### WHAT YOU NEED TO DO
Return every line below that contains the word "footer", copied in full.
↓
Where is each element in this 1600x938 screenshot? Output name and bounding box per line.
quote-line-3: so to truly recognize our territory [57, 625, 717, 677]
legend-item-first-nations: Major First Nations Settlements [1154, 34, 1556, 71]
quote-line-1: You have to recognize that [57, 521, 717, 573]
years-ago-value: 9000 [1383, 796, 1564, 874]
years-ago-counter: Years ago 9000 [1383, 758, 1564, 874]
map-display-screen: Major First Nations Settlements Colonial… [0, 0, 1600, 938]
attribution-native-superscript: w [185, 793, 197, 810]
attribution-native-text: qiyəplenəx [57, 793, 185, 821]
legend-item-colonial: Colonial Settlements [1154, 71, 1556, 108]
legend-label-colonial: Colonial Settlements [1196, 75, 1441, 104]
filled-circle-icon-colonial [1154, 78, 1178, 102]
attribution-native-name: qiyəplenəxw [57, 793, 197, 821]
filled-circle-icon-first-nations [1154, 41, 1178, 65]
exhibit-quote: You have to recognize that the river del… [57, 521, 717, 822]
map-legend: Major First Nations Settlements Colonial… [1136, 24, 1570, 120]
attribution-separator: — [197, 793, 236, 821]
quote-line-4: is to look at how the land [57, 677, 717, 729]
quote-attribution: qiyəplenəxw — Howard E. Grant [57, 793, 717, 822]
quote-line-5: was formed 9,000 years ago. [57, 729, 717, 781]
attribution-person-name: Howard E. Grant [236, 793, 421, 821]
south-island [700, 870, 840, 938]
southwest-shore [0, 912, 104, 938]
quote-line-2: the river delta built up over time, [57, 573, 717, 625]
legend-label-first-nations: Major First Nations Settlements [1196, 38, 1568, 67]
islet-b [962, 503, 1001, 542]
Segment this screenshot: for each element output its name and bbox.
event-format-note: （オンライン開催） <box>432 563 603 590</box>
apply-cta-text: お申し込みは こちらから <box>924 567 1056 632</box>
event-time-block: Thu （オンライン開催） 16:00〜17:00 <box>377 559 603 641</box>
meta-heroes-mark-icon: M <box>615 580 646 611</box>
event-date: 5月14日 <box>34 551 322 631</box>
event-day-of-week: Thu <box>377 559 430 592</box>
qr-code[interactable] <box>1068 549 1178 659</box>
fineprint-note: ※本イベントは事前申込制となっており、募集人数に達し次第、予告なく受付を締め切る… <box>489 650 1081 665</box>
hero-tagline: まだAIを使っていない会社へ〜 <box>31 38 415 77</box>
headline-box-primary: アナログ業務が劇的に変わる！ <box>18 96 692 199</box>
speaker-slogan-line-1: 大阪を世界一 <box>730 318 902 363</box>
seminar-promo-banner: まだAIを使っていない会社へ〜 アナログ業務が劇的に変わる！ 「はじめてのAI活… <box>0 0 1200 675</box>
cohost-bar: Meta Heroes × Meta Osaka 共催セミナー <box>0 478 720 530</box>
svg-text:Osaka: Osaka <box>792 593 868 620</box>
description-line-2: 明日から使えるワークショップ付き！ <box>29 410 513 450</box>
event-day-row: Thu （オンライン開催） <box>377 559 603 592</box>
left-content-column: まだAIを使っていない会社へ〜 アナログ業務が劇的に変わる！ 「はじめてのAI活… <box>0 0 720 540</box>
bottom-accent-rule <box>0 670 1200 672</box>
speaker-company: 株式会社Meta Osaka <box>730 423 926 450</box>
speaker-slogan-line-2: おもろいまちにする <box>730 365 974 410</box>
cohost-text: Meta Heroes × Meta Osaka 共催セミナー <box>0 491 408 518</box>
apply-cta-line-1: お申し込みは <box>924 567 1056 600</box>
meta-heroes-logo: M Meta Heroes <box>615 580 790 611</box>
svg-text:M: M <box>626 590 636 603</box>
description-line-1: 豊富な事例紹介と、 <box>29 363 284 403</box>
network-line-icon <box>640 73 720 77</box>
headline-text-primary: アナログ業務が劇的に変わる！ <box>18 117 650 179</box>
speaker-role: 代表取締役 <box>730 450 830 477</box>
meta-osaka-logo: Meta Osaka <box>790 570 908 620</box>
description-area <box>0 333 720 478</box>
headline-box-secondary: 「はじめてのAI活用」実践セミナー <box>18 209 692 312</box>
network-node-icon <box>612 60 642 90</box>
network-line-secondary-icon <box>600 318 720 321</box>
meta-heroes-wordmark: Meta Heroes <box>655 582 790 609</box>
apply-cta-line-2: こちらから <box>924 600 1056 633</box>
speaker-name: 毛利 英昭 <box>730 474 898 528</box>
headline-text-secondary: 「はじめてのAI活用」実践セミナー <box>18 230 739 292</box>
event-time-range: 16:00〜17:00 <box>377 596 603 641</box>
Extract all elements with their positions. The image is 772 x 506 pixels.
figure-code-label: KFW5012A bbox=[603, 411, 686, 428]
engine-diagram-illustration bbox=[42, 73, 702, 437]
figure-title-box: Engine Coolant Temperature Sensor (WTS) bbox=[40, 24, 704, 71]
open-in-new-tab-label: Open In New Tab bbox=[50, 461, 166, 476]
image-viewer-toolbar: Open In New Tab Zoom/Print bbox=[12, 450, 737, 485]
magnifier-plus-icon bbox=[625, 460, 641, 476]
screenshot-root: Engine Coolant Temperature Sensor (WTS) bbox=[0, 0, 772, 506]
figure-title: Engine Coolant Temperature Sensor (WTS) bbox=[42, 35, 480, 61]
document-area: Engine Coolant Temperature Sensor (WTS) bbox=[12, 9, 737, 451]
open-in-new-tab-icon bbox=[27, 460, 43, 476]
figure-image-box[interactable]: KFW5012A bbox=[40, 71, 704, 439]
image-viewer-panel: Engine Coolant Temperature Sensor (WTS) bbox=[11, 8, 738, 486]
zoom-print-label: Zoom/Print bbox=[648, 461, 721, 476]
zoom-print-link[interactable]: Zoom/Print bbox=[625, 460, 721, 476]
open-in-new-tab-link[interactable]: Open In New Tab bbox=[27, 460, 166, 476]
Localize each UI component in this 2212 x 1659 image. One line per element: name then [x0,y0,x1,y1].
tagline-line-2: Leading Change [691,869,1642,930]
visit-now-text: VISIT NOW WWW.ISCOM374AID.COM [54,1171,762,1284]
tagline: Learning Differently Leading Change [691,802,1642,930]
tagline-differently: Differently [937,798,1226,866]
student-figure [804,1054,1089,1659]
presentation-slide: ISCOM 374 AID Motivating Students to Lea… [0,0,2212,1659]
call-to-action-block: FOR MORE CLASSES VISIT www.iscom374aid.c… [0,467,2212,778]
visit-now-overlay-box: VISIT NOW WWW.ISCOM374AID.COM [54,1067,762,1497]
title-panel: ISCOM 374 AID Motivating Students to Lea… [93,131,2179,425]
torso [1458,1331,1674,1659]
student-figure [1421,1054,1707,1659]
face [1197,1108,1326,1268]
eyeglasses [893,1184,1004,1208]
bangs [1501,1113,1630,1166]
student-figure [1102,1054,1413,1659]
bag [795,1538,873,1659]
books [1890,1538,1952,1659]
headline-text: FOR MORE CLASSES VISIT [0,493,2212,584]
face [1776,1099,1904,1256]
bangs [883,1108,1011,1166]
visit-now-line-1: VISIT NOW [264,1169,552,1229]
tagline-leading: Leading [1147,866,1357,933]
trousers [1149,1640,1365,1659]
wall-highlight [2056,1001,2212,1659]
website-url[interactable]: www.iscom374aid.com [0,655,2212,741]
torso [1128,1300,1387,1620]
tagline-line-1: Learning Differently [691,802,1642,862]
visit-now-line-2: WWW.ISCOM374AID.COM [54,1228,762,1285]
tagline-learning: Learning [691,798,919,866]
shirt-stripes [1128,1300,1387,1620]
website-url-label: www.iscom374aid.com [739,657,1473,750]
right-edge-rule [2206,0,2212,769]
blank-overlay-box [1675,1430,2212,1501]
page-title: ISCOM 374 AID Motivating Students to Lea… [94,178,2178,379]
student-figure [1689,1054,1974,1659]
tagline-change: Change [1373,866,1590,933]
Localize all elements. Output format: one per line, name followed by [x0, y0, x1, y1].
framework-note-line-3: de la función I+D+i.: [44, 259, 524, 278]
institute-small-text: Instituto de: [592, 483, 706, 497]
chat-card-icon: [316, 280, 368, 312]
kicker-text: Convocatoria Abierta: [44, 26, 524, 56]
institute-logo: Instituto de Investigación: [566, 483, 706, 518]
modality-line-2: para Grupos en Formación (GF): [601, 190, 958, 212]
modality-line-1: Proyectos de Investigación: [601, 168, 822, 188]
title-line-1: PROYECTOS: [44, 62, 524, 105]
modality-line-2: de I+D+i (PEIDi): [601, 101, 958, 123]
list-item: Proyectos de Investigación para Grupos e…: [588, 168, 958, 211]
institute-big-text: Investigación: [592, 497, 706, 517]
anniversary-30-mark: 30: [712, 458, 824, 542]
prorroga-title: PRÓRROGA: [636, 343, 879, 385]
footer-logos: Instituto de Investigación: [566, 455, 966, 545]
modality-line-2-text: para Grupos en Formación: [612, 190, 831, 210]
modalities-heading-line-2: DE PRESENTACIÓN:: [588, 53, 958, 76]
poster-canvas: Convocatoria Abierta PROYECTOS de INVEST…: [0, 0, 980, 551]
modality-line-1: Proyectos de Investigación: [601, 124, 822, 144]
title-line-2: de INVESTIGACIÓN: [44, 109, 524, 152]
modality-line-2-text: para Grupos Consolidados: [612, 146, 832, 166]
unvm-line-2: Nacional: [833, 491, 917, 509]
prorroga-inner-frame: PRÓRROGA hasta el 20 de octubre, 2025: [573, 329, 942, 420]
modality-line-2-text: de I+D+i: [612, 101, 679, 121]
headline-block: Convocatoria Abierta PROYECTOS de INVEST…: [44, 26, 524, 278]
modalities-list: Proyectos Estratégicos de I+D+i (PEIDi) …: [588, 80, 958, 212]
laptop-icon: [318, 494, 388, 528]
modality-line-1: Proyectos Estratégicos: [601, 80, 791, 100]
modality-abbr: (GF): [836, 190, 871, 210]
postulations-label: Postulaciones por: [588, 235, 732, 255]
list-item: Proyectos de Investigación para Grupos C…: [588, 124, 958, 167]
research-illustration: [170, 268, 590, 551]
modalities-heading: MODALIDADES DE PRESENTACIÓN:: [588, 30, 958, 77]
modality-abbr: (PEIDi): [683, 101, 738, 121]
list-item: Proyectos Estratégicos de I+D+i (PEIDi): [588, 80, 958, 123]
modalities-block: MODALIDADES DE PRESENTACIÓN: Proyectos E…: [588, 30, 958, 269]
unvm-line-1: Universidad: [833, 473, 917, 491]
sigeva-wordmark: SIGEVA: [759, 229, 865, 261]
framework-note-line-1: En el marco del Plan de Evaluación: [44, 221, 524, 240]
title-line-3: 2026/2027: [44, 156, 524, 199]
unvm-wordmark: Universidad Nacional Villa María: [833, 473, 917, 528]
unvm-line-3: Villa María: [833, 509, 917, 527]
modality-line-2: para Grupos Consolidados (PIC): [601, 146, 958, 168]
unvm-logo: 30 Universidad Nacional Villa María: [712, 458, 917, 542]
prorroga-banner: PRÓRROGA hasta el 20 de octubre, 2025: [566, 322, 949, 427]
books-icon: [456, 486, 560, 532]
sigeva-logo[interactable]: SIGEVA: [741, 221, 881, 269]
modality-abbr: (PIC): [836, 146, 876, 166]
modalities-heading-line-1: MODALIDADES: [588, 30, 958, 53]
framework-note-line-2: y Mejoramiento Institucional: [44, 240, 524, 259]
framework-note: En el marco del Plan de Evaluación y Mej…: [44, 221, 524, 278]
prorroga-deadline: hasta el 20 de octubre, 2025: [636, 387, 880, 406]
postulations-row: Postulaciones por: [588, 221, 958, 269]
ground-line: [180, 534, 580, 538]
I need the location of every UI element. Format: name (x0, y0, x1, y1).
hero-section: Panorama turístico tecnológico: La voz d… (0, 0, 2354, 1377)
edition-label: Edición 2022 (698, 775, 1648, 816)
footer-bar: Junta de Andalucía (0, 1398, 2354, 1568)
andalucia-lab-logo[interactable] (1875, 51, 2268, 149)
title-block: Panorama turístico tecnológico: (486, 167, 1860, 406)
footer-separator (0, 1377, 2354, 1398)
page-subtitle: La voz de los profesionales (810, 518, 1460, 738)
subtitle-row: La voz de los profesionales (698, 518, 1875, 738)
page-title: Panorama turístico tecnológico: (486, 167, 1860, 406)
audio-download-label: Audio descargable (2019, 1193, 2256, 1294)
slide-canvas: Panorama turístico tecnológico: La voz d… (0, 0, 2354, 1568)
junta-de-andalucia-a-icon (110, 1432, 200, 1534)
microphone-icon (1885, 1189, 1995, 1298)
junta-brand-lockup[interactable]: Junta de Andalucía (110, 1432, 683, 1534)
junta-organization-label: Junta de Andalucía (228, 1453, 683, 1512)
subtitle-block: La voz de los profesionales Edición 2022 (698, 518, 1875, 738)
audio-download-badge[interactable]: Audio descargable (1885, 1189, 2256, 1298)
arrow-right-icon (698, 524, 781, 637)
↑
### FINAL ANSWER
footer-logos: Instituto de Investigación: [566, 455, 966, 545]
footer-bar: Junta de Andalucía (0, 1398, 2354, 1568)
footer-separator (0, 1377, 2354, 1398)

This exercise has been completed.